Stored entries

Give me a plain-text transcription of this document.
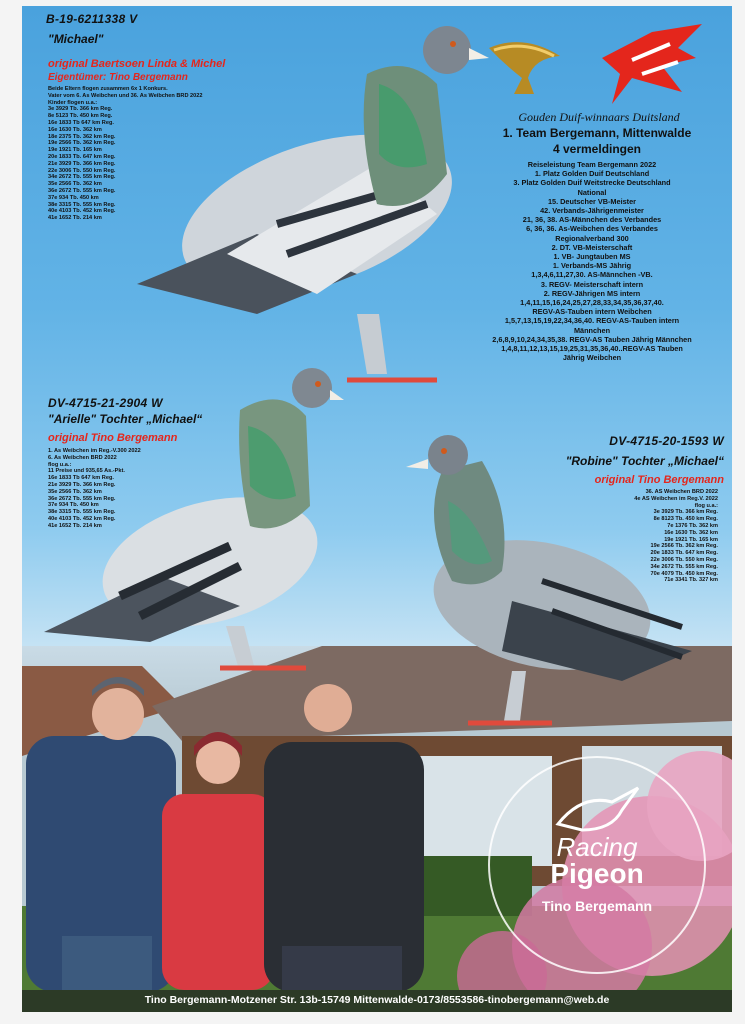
B-19-6211338 V
"Michael"
original Baertsoen Linda & Michel
Eigentümer: Tino Bergemann
Beide Eltern flogen zusammen 6x 1 Konkurs.
Vater vom 6. As Weibchen und 36. As Weibchen BRD 2022
Kinder flogen u.a.:
3e 3929 Tb. 366 km Reg.
8e 5123 Tb. 450 km Reg.
16e 1833 Tb 647 km Reg.
16e 1630 Tb. 362 km
18e 2375 Tb. 362 km Reg.
19e 2566 Tb. 362 km Reg.
19e 1921 Tb. 165 km
20e 1833 Tb. 647 km Reg.
21e 3929 Tb. 366 km Reg.
22e 3006 Tb. 550 km Reg.
34e 2672 Tb. 555 km Reg.
35e 2566 Tb. 362 km
36e 2672 Tb. 555 km Reg.
37e 934 Tb. 450 km
38e 3315 Tb. 555 km Reg.
40e 4103 Tb. 452 km Reg.
41e 1652 Tb. 214 km
Gouden Duif-winnaars Duitsland
1. Team Bergemann, Mittenwalde
4 vermeldingen
Reiseleistung Team Bergemann 2022
1. Platz Golden Duif Deutschland
3. Platz Golden Duif Weitstrecke Deutschland
National
15. Deutscher VB-Meister
42. Verbands-Jährigenmeister
21, 36, 38. AS-Männchen des Verbandes
6, 36, 36. As-Weibchen des Verbandes
Regionalverband 300
2. DT. VB-Meisterschaft
1. VB- Jungtauben MS
1. Verbands-MS Jährig
1,3,4,6,11,27,30. AS-Männchen -VB.
3. REGV- Meisterschaft intern
2. REGV-Jährigen MS intern
1,4,11,15,16,24,25,27,28,33,34,35,36,37,40.
REGV-AS-Tauben intern Weibchen
1,5,7,13,15,19,22,34,36,40. REGV-AS-Tauben intern
Männchen
2,6,8,9,10,24,34,35,38. REGV-AS Tauben Jährig Männchen
1,4,8,11,12,13,15,19,25,31,35,36,40..REGV-AS Tauben
Jährig Weibchen
DV-4715-21-2904 W
"Arielle" Tochter „Michael“
original Tino Bergemann
1. As Weibchen im Reg.-V.300 2022
6. As Weibchen BRD 2022
flog u.a.:
11 Preise und 935,65 As.-Pkt.
16e 1833 Tb 647 km Reg.
21e 3929 Tb. 366 km Reg.
35e 2566 Tb. 362 km
36e 2672 Tb. 555 km Reg.
37e 934 Tb. 450 km
38e 3315 Tb. 555 km Reg.
40e 4103 Tb. 452 km Reg.
41e 1652 Tb. 214 km
DV-4715-20-1593 W
"Robine" Tochter „Michael“
original Tino Bergemann
36. AS Weibchen BRD 2022
4e AS Weibchen im Reg.V. 2022
flog u.a.:
3e 3929 Tb. 366 km Reg.
8e 8123 Tb. 450 km Reg.
7e 1376 Tb. 362 km
16e 1630 Tb. 362 km
19e 1921 Tb. 165 km
19e 2566 Tb. 362 km Reg.
20e 1833 Tb. 647 km Reg.
22e 3006 Tb. 550 km Reg.
34e 2672 Tb. 555 km Reg.
70e 4079 Tb. 450 km Reg.
71e 3341 Tb. 327 km
Racing
Pigeon
Tino Bergemann
Tino Bergemann-Motzener Str. 13b-15749 Mittenwalde-0173/8553586-tinobergemann@web.de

### What is needed
Look through the entries above and report each line where the string "Michael" occurs.

### The answer
"Michael"
"Arielle" Tochter „Michael“
"Robine" Tochter „Michael“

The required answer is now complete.